Extracted records:
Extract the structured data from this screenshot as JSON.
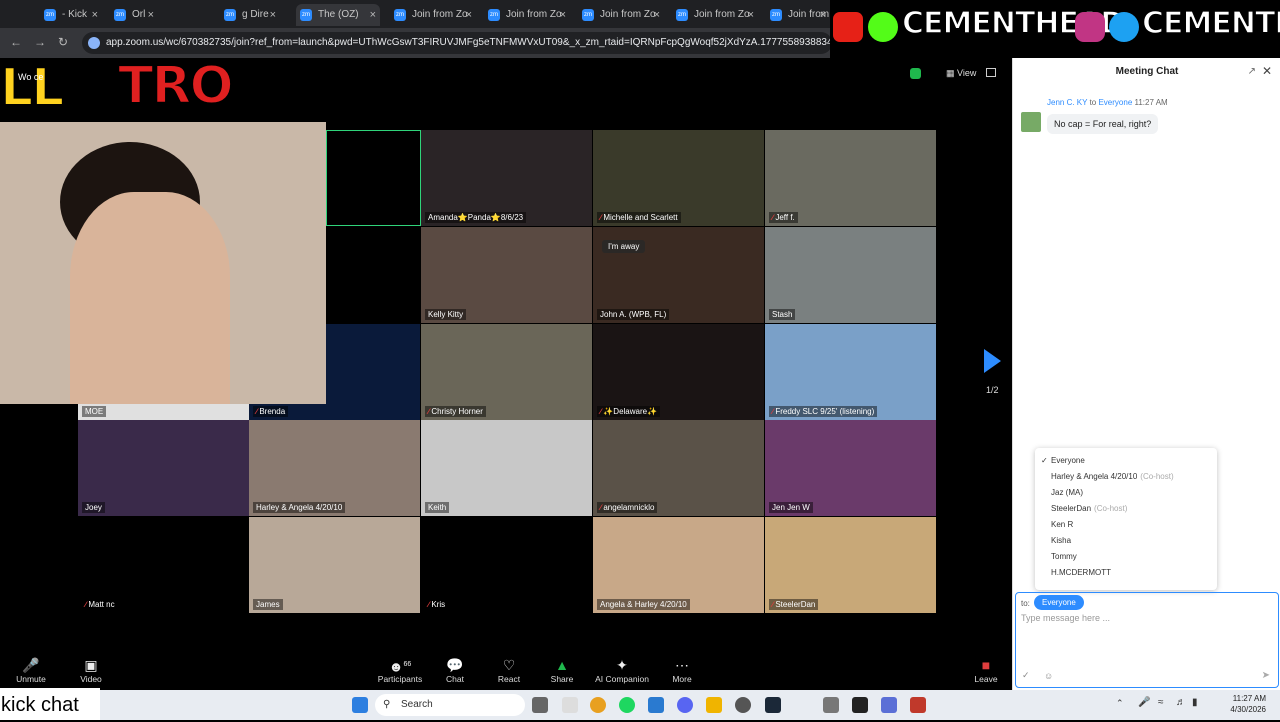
{
  "browser": {
    "tabs": [
      {
        "label": "- Kick"
      },
      {
        "label": "Orl"
      },
      {
        "label": "g Dire"
      },
      {
        "label": "The (OZ)"
      },
      {
        "label": "Join from Zo"
      },
      {
        "label": "Join from Zo"
      },
      {
        "label": "Join from Zo"
      },
      {
        "label": "Join from Zo"
      },
      {
        "label": "Join from Ze"
      }
    ],
    "url": "app.zoom.us/wc/670382735/join?ref_from=launch&pwd=UThWcGswT3FIRUVJMFg5eTNFMWVxUT09&_x_zm_rtaid=IQRNpFcpQgWoqf52jXdYzA.1777558938834.bf507dee6f67"
  },
  "banner": {
    "handle_left": "CEMENTHEAD",
    "handle_right": "CEMENTIII"
  },
  "overlay": {
    "logo_left": "LL",
    "logo_right": "TRO",
    "small": "Wo   ce"
  },
  "meeting": {
    "view_label": "View",
    "page_indicator": "1/2",
    "away_badge": "I'm away",
    "tiles": [
      {
        "name": "Amanda⭐Panda⭐8/6/23",
        "muted": false,
        "star": true,
        "color": "#2a2426"
      },
      {
        "name": "Michelle and Scarlett",
        "muted": true,
        "color": "#3a3a2a"
      },
      {
        "name": "Jeff f.",
        "muted": true,
        "color": "#6a6a60"
      },
      {
        "name": "Kelly Kitty",
        "muted": false,
        "color": "#5a4a42"
      },
      {
        "name": "John A. (WPB, FL)",
        "muted": false,
        "color": "#3a2a22"
      },
      {
        "name": "Stash",
        "muted": false,
        "color": "#7a8080"
      },
      {
        "name": "MOE",
        "muted": false,
        "color": "#e0e0e0"
      },
      {
        "name": "Brenda",
        "muted": true,
        "color": "#0a1a3a"
      },
      {
        "name": "Christy Horner",
        "muted": true,
        "color": "#6a6658"
      },
      {
        "name": "✨Delaware✨",
        "muted": true,
        "color": "#1a1414"
      },
      {
        "name": "Freddy SLC 9/25' (listening)",
        "muted": true,
        "color": "#7aa0c8"
      },
      {
        "name": "Joey",
        "muted": false,
        "color": "#3a2a4a"
      },
      {
        "name": "Harley & Angela 4/20/10",
        "muted": false,
        "color": "#8a7a70"
      },
      {
        "name": "Keith",
        "muted": false,
        "color": "#c8c8c8"
      },
      {
        "name": "angelamnicklo",
        "muted": true,
        "color": "#5a5248"
      },
      {
        "name": "Jen Jen W",
        "muted": false,
        "color": "#6a3a6a"
      },
      {
        "name": "Matt nc",
        "muted": true,
        "color": "#000000"
      },
      {
        "name": "James",
        "muted": false,
        "color": "#b8a898"
      },
      {
        "name": "Kris",
        "muted": true,
        "color": "#000000"
      },
      {
        "name": "Angela & Harley 4/20/10",
        "muted": false,
        "color": "#c8a888"
      },
      {
        "name": "SteelerDan",
        "muted": true,
        "color": "#c8a878"
      }
    ]
  },
  "toolbar": {
    "unmute": "Unmute",
    "video": "Video",
    "participants": "Participants",
    "participants_count": "66",
    "chat": "Chat",
    "react": "React",
    "share": "Share",
    "ai": "AI Companion",
    "more": "More",
    "leave": "Leave"
  },
  "chat": {
    "title": "Meeting Chat",
    "sender": "Jenn C. KY",
    "to_word": "to",
    "recipient": "Everyone",
    "time": "11:27 AM",
    "message": "No cap = For real, right?",
    "dropdown": [
      {
        "label": "Everyone",
        "suffix": "",
        "checked": true
      },
      {
        "label": "Harley & Angela 4/20/10",
        "suffix": "(Co-host)",
        "checked": false
      },
      {
        "label": "Jaz (MA)",
        "suffix": "",
        "checked": false
      },
      {
        "label": "SteelerDan",
        "suffix": "(Co-host)",
        "checked": false
      },
      {
        "label": "Ken R",
        "suffix": "",
        "checked": false
      },
      {
        "label": "Kisha",
        "suffix": "",
        "checked": false
      },
      {
        "label": "Tommy",
        "suffix": "",
        "checked": false
      },
      {
        "label": "H.MCDERMOTT",
        "suffix": "",
        "checked": false
      }
    ],
    "to_label": "to:",
    "to_value": "Everyone",
    "placeholder": "Type message here ..."
  },
  "taskbar": {
    "overlay_text": "kick chat",
    "search": "Search",
    "time": "11:27 AM",
    "date": "4/30/2026"
  }
}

Problem details> Reproduce every record word for word. The copy must contain no pictures.

Task output>
Extract the structured data from this screenshot as JSON.
{
  "browser": {
    "tabs": [
      {
        "label": "- Kick"
      },
      {
        "label": "Orl"
      },
      {
        "label": "g Dire"
      },
      {
        "label": "The (OZ)"
      },
      {
        "label": "Join from Zo"
      },
      {
        "label": "Join from Zo"
      },
      {
        "label": "Join from Zo"
      },
      {
        "label": "Join from Zo"
      },
      {
        "label": "Join from Ze"
      }
    ],
    "url": "app.zoom.us/wc/670382735/join?ref_from=launch&pwd=UThWcGswT3FIRUVJMFg5eTNFMWVxUT09&_x_zm_rtaid=IQRNpFcpQgWoqf52jXdYzA.1777558938834.bf507dee6f67"
  },
  "banner": {
    "handle_left": "CEMENTHEAD",
    "handle_right": "CEMENTIII"
  },
  "overlay": {
    "logo_left": "LL",
    "logo_right": "TRO",
    "small": "Wo   ce"
  },
  "meeting": {
    "view_label": "View",
    "page_indicator": "1/2",
    "away_badge": "I'm away",
    "tiles": [
      {
        "name": "Amanda⭐Panda⭐8/6/23",
        "muted": false,
        "star": true,
        "color": "#2a2426"
      },
      {
        "name": "Michelle and Scarlett",
        "muted": true,
        "color": "#3a3a2a"
      },
      {
        "name": "Jeff f.",
        "muted": true,
        "color": "#6a6a60"
      },
      {
        "name": "Kelly Kitty",
        "muted": false,
        "color": "#5a4a42"
      },
      {
        "name": "John A. (WPB, FL)",
        "muted": false,
        "color": "#3a2a22"
      },
      {
        "name": "Stash",
        "muted": false,
        "color": "#7a8080"
      },
      {
        "name": "MOE",
        "muted": false,
        "color": "#e0e0e0"
      },
      {
        "name": "Brenda",
        "muted": true,
        "color": "#0a1a3a"
      },
      {
        "name": "Christy Horner",
        "muted": true,
        "color": "#6a6658"
      },
      {
        "name": "✨Delaware✨",
        "muted": true,
        "color": "#1a1414"
      },
      {
        "name": "Freddy SLC 9/25' (listening)",
        "muted": true,
        "color": "#7aa0c8"
      },
      {
        "name": "Joey",
        "muted": false,
        "color": "#3a2a4a"
      },
      {
        "name": "Harley & Angela 4/20/10",
        "muted": false,
        "color": "#8a7a70"
      },
      {
        "name": "Keith",
        "muted": false,
        "color": "#c8c8c8"
      },
      {
        "name": "angelamnicklo",
        "muted": true,
        "color": "#5a5248"
      },
      {
        "name": "Jen Jen W",
        "muted": false,
        "color": "#6a3a6a"
      },
      {
        "name": "Matt nc",
        "muted": true,
        "color": "#000000"
      },
      {
        "name": "James",
        "muted": false,
        "color": "#b8a898"
      },
      {
        "name": "Kris",
        "muted": true,
        "color": "#000000"
      },
      {
        "name": "Angela & Harley 4/20/10",
        "muted": false,
        "color": "#c8a888"
      },
      {
        "name": "SteelerDan",
        "muted": true,
        "color": "#c8a878"
      }
    ]
  },
  "toolbar": {
    "unmute": "Unmute",
    "video": "Video",
    "participants": "Participants",
    "participants_count": "66",
    "chat": "Chat",
    "react": "React",
    "share": "Share",
    "ai": "AI Companion",
    "more": "More",
    "leave": "Leave"
  },
  "chat": {
    "title": "Meeting Chat",
    "sender": "Jenn C. KY",
    "to_word": "to",
    "recipient": "Everyone",
    "time": "11:27 AM",
    "message": "No cap = For real, right?",
    "dropdown": [
      {
        "label": "Everyone",
        "suffix": "",
        "checked": true
      },
      {
        "label": "Harley & Angela 4/20/10",
        "suffix": "(Co-host)",
        "checked": false
      },
      {
        "label": "Jaz (MA)",
        "suffix": "",
        "checked": false
      },
      {
        "label": "SteelerDan",
        "suffix": "(Co-host)",
        "checked": false
      },
      {
        "label": "Ken R",
        "suffix": "",
        "checked": false
      },
      {
        "label": "Kisha",
        "suffix": "",
        "checked": false
      },
      {
        "label": "Tommy",
        "suffix": "",
        "checked": false
      },
      {
        "label": "H.MCDERMOTT",
        "suffix": "",
        "checked": false
      }
    ],
    "to_label": "to:",
    "to_value": "Everyone",
    "placeholder": "Type message here ..."
  },
  "taskbar": {
    "overlay_text": "kick chat",
    "search": "Search",
    "time": "11:27 AM",
    "date": "4/30/2026"
  }
}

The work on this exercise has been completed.